_ENTRIES SHOWN_:
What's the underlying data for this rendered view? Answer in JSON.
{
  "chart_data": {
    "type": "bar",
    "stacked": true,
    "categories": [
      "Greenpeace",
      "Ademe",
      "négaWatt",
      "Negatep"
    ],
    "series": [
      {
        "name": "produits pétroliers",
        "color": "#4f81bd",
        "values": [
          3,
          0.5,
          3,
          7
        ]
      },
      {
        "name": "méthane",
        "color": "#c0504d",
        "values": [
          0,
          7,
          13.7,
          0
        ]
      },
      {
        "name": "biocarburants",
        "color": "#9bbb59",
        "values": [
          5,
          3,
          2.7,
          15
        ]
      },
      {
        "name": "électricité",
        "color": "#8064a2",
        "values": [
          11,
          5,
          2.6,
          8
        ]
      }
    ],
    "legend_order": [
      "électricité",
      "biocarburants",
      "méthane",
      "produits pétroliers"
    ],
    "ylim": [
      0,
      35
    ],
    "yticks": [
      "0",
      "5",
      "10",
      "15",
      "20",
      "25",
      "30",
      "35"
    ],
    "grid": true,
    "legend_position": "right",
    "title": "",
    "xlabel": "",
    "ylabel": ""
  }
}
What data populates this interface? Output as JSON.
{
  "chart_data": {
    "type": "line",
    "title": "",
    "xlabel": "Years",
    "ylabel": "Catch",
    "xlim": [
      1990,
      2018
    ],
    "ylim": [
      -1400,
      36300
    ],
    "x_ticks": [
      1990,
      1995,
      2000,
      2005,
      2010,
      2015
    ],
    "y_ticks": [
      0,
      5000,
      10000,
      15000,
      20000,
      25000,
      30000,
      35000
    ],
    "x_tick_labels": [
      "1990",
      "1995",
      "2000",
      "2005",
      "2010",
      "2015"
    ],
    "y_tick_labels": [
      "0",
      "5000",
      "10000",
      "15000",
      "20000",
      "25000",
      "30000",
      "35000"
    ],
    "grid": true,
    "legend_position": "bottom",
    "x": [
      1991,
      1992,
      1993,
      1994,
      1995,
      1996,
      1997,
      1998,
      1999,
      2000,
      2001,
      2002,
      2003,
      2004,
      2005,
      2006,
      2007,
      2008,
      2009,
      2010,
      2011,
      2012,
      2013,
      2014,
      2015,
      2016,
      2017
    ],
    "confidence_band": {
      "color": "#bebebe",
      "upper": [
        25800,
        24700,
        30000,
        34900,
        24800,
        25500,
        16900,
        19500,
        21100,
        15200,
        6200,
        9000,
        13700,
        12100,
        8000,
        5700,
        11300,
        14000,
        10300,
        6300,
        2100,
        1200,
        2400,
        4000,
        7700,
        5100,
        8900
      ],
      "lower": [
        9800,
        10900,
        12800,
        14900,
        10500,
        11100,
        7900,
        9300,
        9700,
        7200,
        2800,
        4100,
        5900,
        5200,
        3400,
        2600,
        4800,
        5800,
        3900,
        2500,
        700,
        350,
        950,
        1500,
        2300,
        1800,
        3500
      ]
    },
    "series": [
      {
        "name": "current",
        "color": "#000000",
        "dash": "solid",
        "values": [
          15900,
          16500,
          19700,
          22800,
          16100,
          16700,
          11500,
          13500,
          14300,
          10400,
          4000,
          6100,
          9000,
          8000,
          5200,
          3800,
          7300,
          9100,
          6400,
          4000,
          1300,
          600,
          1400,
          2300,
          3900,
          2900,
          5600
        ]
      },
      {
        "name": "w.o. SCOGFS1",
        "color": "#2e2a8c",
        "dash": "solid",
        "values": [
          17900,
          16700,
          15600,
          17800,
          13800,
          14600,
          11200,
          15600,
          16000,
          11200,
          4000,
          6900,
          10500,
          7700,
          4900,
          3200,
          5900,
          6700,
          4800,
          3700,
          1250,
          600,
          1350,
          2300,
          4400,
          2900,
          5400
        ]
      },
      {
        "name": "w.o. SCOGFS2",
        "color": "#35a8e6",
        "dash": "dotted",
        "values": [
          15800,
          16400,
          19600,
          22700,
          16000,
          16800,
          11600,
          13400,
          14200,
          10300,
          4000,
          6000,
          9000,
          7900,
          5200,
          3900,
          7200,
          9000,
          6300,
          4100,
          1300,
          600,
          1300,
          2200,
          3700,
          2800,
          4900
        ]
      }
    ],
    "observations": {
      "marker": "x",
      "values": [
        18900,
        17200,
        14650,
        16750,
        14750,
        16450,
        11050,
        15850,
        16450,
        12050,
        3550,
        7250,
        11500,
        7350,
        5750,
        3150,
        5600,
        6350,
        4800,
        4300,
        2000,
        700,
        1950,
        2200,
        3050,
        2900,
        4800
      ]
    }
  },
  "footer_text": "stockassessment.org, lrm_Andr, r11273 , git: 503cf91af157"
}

_YOUR GOAL_: Transcribe every record above exactly as it appears.

_TASK SOLUTION_:
What's the underlying data for this rendered view? Answer in JSON.
{
  "chart_data": {
    "type": "bar",
    "stacked": true,
    "categories": [
      "Greenpeace",
      "Ademe",
      "négaWatt",
      "Negatep"
    ],
    "series": [
      {
        "name": "produits pétroliers",
        "color": "#4f81bd",
        "values": [
          3,
          0.5,
          3,
          7
        ]
      },
      {
        "name": "méthane",
        "color": "#c0504d",
        "values": [
          0,
          7,
          13.7,
          0
        ]
      },
      {
        "name": "biocarburants",
        "color": "#9bbb59",
        "values": [
          5,
          3,
          2.7,
          15
        ]
      },
      {
        "name": "électricité",
        "color": "#8064a2",
        "values": [
          11,
          5,
          2.6,
          8
        ]
      }
    ],
    "legend_order": [
      "électricité",
      "biocarburants",
      "méthane",
      "produits pétroliers"
    ],
    "ylim": [
      0,
      35
    ],
    "yticks": [
      "0",
      "5",
      "10",
      "15",
      "20",
      "25",
      "30",
      "35"
    ],
    "grid": true,
    "legend_position": "right",
    "title": "",
    "xlabel": "",
    "ylabel": ""
  }
}
What data populates this interface? Output as JSON.
{
  "chart_data": {
    "type": "line",
    "title": "",
    "xlabel": "Years",
    "ylabel": "Catch",
    "xlim": [
      1990,
      2018
    ],
    "ylim": [
      -1400,
      36300
    ],
    "x_ticks": [
      1990,
      1995,
      2000,
      2005,
      2010,
      2015
    ],
    "y_ticks": [
      0,
      5000,
      10000,
      15000,
      20000,
      25000,
      30000,
      35000
    ],
    "x_tick_labels": [
      "1990",
      "1995",
      "2000",
      "2005",
      "2010",
      "2015"
    ],
    "y_tick_labels": [
      "0",
      "5000",
      "10000",
      "15000",
      "20000",
      "25000",
      "30000",
      "35000"
    ],
    "grid": true,
    "legend_position": "bottom",
    "x": [
      1991,
      1992,
      1993,
      1994,
      1995,
      1996,
      1997,
      1998,
      1999,
      2000,
      2001,
      2002,
      2003,
      2004,
      2005,
      2006,
      2007,
      2008,
      2009,
      2010,
      2011,
      2012,
      2013,
      2014,
      2015,
      2016,
      2017
    ],
    "confidence_band": {
      "color": "#bebebe",
      "upper": [
        25800,
        24700,
        30000,
        34900,
        24800,
        25500,
        16900,
        19500,
        21100,
        15200,
        6200,
        9000,
        13700,
        12100,
        8000,
        5700,
        11300,
        14000,
        10300,
        6300,
        2100,
        1200,
        2400,
        4000,
        7700,
        5100,
        8900
      ],
      "lower": [
        9800,
        10900,
        12800,
        14900,
        10500,
        11100,
        7900,
        9300,
        9700,
        7200,
        2800,
        4100,
        5900,
        5200,
        3400,
        2600,
        4800,
        5800,
        3900,
        2500,
        700,
        350,
        950,
        1500,
        2300,
        1800,
        3500
      ]
    },
    "series": [
      {
        "name": "current",
        "color": "#000000",
        "dash": "solid",
        "values": [
          15900,
          16500,
          19700,
          22800,
          16100,
          16700,
          11500,
          13500,
          14300,
          10400,
          4000,
          6100,
          9000,
          8000,
          5200,
          3800,
          7300,
          9100,
          6400,
          4000,
          1300,
          600,
          1400,
          2300,
          3900,
          2900,
          5600
        ]
      },
      {
        "name": "w.o. SCOGFS1",
        "color": "#2e2a8c",
        "dash": "solid",
        "values": [
          17900,
          16700,
          15600,
          17800,
          13800,
          14600,
          11200,
          15600,
          16000,
          11200,
          4000,
          6900,
          10500,
          7700,
          4900,
          3200,
          5900,
          6700,
          4800,
          3700,
          1250,
          600,
          1350,
          2300,
          4400,
          2900,
          5400
        ]
      },
      {
        "name": "w.o. SCOGFS2",
        "color": "#35a8e6",
        "dash": "dotted",
        "values": [
          15800,
          16400,
          19600,
          22700,
          16000,
          16800,
          11600,
          13400,
          14200,
          10300,
          4000,
          6000,
          9000,
          7900,
          5200,
          3900,
          7200,
          9000,
          6300,
          4100,
          1300,
          600,
          1300,
          2200,
          3700,
          2800,
          4900
        ]
      }
    ],
    "observations": {
      "marker": "x",
      "values": [
        18900,
        17200,
        14650,
        16750,
        14750,
        16450,
        11050,
        15850,
        16450,
        12050,
        3550,
        7250,
        11500,
        7350,
        5750,
        3150,
        5600,
        6350,
        4800,
        4300,
        2000,
        700,
        1950,
        2200,
        3050,
        2900,
        4800
      ]
    }
  },
  "footer_text": "stockassessment.org, lrm_Andr, r11273 , git: 503cf91af157"
}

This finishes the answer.